• Texto mostrado
◇ ◇ ◇ ◇ ◇

En la mayoría de los países democráticos en donde rige el sistema de economía de mercado los gobiernos se ocupan de promover la redistribución del ingreso.
La idea que inspira estas políticas es que la distribución que efectúa el mercado no siempre es adecuada y por tanto el gobierno se encuentra habilitado para corregir los extremos que llevan a una ineficiente asignación del ingreso redistribuyéndolo.
Por ejemplo en el mercado del trabajo, con base en la cantidad de horas laboradas, es posible que el mercado establezca niveles de remuneraciones de obreros y empleados, sin considerar la particular calificación de cada grupo.
Esto advierte que la distribución de ingresos que resultará de ese mercado no es apropiada, porque o no estimula el esfuerzo para invertir o porque favorece el despilfarro del recurso y que la intervención redistributiva del gobierno no podría ser tachada de innecesaria.
El objetivo de la redistribución del ingreso en este caso será soslayar la ineficiencia que provoca una injusta igualación del ingreso y será beneficiosa en tanto y en cuanto se encuentre ajustada a la regla general que justifica la intervención del gobierno en la economía.

◇ ◇ ◇ ◇ ◇

(Elementos guardados del conjunto de datos)
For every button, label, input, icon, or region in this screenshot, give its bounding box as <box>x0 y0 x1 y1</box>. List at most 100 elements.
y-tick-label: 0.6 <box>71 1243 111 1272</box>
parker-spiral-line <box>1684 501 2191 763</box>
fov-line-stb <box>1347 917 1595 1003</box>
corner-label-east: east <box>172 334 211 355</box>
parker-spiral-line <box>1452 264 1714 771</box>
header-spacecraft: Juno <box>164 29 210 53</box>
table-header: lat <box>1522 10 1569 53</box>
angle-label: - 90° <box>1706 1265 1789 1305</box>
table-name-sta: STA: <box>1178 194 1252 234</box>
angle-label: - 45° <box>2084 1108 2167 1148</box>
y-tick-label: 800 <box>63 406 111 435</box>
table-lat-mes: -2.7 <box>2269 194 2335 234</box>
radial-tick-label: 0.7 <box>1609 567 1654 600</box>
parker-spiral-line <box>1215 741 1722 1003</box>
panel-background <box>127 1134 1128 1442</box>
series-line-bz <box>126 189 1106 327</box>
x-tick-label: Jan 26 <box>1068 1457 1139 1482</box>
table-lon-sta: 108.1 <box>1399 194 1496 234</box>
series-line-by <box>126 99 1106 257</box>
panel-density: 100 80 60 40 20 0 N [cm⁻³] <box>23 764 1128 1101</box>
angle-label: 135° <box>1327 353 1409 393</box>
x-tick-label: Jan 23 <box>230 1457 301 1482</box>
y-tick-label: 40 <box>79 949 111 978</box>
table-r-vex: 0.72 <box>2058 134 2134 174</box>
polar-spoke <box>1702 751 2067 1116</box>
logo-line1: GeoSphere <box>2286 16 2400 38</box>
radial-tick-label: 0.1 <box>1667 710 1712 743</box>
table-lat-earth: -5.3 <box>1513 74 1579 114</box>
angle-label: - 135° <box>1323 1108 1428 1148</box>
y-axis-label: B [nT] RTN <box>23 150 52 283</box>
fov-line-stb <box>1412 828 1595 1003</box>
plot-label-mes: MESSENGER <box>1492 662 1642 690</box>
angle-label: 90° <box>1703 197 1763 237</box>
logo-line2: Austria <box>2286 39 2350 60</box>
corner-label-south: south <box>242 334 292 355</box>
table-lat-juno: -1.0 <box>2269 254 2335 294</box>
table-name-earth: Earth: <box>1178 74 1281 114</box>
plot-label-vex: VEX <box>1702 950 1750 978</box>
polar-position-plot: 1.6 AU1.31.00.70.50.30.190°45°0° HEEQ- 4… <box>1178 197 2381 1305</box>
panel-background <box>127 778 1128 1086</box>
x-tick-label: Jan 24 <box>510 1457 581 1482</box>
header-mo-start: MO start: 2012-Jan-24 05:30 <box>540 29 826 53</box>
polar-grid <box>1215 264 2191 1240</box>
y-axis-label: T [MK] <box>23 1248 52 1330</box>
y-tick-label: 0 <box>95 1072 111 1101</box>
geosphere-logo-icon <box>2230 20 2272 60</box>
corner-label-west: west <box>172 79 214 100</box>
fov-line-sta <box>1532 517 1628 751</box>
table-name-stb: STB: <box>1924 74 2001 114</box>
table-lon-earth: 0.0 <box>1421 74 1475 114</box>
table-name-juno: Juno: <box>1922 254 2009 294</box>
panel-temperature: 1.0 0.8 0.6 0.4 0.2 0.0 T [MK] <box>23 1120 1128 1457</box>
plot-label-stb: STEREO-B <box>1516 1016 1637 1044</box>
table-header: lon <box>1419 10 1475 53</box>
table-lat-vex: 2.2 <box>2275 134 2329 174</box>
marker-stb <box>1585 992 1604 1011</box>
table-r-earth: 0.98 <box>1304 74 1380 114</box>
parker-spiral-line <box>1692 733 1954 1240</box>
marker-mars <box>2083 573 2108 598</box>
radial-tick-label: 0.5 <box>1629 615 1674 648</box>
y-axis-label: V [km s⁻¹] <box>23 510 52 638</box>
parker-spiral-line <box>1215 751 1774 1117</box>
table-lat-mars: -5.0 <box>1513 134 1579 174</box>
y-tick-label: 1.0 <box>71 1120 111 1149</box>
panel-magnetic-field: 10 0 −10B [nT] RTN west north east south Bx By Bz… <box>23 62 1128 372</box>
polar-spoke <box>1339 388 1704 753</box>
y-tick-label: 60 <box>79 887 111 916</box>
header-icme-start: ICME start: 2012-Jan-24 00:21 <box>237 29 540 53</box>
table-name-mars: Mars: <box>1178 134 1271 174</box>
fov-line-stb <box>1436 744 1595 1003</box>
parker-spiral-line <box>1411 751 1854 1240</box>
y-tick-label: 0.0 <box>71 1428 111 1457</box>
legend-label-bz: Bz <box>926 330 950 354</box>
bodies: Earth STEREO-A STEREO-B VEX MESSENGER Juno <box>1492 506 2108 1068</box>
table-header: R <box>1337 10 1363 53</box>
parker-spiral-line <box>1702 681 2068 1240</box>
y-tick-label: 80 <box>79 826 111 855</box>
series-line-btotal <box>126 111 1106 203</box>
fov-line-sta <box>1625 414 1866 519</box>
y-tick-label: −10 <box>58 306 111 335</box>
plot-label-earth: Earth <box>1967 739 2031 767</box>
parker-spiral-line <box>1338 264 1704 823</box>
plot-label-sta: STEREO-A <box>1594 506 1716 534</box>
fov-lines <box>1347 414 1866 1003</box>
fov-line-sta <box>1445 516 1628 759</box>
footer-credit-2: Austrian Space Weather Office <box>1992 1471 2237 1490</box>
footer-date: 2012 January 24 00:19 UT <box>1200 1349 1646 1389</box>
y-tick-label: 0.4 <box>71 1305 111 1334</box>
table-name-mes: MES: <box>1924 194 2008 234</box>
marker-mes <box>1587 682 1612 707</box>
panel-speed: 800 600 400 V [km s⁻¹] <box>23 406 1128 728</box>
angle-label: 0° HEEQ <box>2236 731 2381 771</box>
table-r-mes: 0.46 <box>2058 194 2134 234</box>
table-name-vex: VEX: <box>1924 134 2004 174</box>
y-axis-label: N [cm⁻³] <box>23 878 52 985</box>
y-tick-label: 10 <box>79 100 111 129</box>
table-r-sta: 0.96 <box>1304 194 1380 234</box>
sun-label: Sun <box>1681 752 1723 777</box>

◇ ◇ ◇ ◇ ◇

• Tarea a realizar
Copia textualmente el fragmento del texto sobre la redistribución del ingreso que va desde "Por ejemplo en" hasta "en la economía.". Los datos no hacen falta aquí.

• Respuesta
Por ejemplo en el mercado del trabajo, con base en la cantidad de horas laboradas, es posible que el mercado establezca niveles de remuneraciones de obreros y empleados, sin considerar la particular calificación de cada grupo.
Esto advierte que la distribución de ingresos que resultará de ese mercado no es apropiada, porque o no estimula el esfuerzo para invertir o porque favorece el despilfarro del recurso y que la intervención redistributiva del gobierno no podría ser tachada de innecesaria.
El objetivo de la redistribución del ingreso en este caso será soslayar la ineficiencia que provoca una injusta igualación del ingreso y será beneficiosa en tanto y en cuanto se encuentre ajustada a la regla general que justifica la intervención del gobierno en la economía.